**THE EXERCISE:** Every entry below must be repeated exactly; skip the pictures.

**RECORDS TO PROCESS:**
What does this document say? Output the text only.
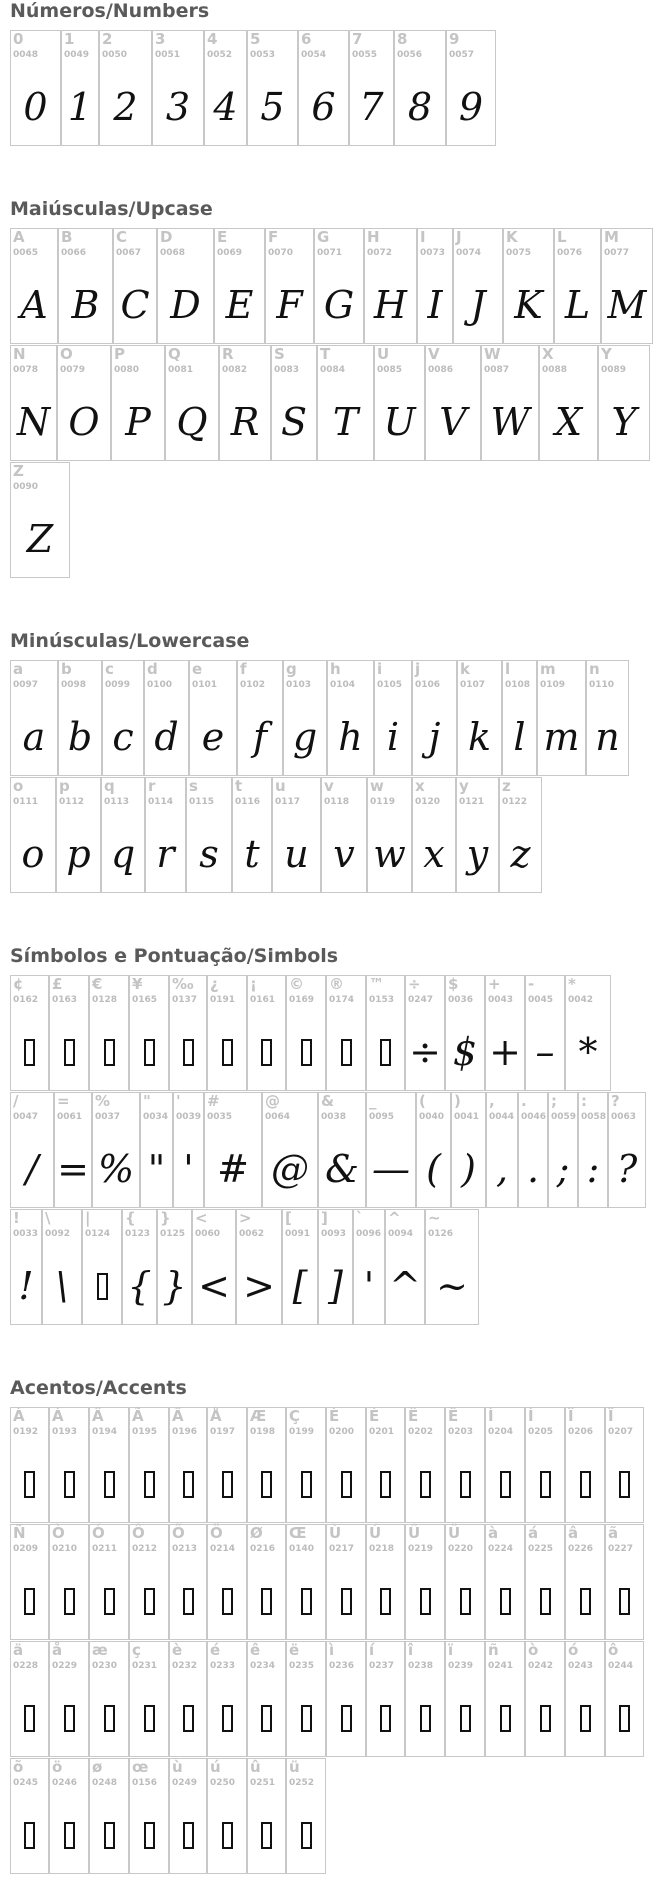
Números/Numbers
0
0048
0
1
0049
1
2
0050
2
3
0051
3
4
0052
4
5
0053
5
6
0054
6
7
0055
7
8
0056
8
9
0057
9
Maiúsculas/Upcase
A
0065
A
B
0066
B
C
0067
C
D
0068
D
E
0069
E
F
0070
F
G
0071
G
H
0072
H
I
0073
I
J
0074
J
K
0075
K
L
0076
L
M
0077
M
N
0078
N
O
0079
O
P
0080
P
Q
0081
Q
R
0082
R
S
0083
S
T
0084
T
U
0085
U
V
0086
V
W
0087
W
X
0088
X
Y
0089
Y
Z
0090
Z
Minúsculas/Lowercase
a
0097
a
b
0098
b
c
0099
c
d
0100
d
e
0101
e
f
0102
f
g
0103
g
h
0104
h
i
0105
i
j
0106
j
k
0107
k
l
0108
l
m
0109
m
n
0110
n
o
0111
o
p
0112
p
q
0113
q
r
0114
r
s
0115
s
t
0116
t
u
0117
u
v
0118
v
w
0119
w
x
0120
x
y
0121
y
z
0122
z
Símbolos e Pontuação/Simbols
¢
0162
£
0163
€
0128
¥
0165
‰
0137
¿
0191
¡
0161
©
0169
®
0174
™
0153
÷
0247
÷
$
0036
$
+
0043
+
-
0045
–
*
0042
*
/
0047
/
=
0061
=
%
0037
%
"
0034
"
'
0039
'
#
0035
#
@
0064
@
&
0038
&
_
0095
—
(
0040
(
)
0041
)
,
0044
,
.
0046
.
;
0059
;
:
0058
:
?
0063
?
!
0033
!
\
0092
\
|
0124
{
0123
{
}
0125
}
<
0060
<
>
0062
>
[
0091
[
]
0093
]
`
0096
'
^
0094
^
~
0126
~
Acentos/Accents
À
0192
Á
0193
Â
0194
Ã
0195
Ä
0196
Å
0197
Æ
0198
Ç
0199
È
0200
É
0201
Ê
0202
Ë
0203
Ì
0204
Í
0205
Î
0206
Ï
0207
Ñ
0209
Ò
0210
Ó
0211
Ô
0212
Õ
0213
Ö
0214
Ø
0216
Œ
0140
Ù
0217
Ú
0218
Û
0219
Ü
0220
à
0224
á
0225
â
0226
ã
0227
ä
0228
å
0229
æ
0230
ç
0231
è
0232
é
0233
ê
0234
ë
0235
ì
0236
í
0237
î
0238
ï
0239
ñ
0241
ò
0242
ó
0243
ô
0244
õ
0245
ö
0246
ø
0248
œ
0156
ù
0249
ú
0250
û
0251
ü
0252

**REPLY TO THE TASK:**
What does this document say? Output the text only.
Números/Numbers
0
0048
0
1
0049
1
2
0050
2
3
0051
3
4
0052
4
5
0053
5
6
0054
6
7
0055
7
8
0056
8
9
0057
9
Maiúsculas/Upcase
A
0065
A
B
0066
B
C
0067
C
D
0068
D
E
0069
E
F
0070
F
G
0071
G
H
0072
H
I
0073
I
J
0074
J
K
0075
K
L
0076
L
M
0077
M
N
0078
N
O
0079
O
P
0080
P
Q
0081
Q
R
0082
R
S
0083
S
T
0084
T
U
0085
U
V
0086
V
W
0087
W
X
0088
X
Y
0089
Y
Z
0090
Z
Minúsculas/Lowercase
a
0097
a
b
0098
b
c
0099
c
d
0100
d
e
0101
e
f
0102
f
g
0103
g
h
0104
h
i
0105
i
j
0106
j
k
0107
k
l
0108
l
m
0109
m
n
0110
n
o
0111
o
p
0112
p
q
0113
q
r
0114
r
s
0115
s
t
0116
t
u
0117
u
v
0118
v
w
0119
w
x
0120
x
y
0121
y
z
0122
z
Símbolos e Pontuação/Simbols
¢
0162
£
0163
€
0128
¥
0165
‰
0137
¿
0191
¡
0161
©
0169
®
0174
™
0153
÷
0247
÷
$
0036
$
+
0043
+
-
0045
–
*
0042
*
/
0047
/
=
0061
=
%
0037
%
"
0034
"
'
0039
'
#
0035
#
@
0064
@
&
0038
&
_
0095
—
(
0040
(
)
0041
)
,
0044
,
.
0046
.
;
0059
;
:
0058
:
?
0063
?
!
0033
!
\
0092
\
|
0124
{
0123
{
}
0125
}
<
0060
<
>
0062
>
[
0091
[
]
0093
]
`
0096
'
^
0094
^
~
0126
~
Acentos/Accents
À
0192
Á
0193
Â
0194
Ã
0195
Ä
0196
Å
0197
Æ
0198
Ç
0199
È
0200
É
0201
Ê
0202
Ë
0203
Ì
0204
Í
0205
Î
0206
Ï
0207
Ñ
0209
Ò
0210
Ó
0211
Ô
0212
Õ
0213
Ö
0214
Ø
0216
Œ
0140
Ù
0217
Ú
0218
Û
0219
Ü
0220
à
0224
á
0225
â
0226
ã
0227
ä
0228
å
0229
æ
0230
ç
0231
è
0232
é
0233
ê
0234
ë
0235
ì
0236
í
0237
î
0238
ï
0239
ñ
0241
ò
0242
ó
0243
ô
0244
õ
0245
ö
0246
ø
0248
œ
0156
ù
0249
ú
0250
û
0251
ü
0252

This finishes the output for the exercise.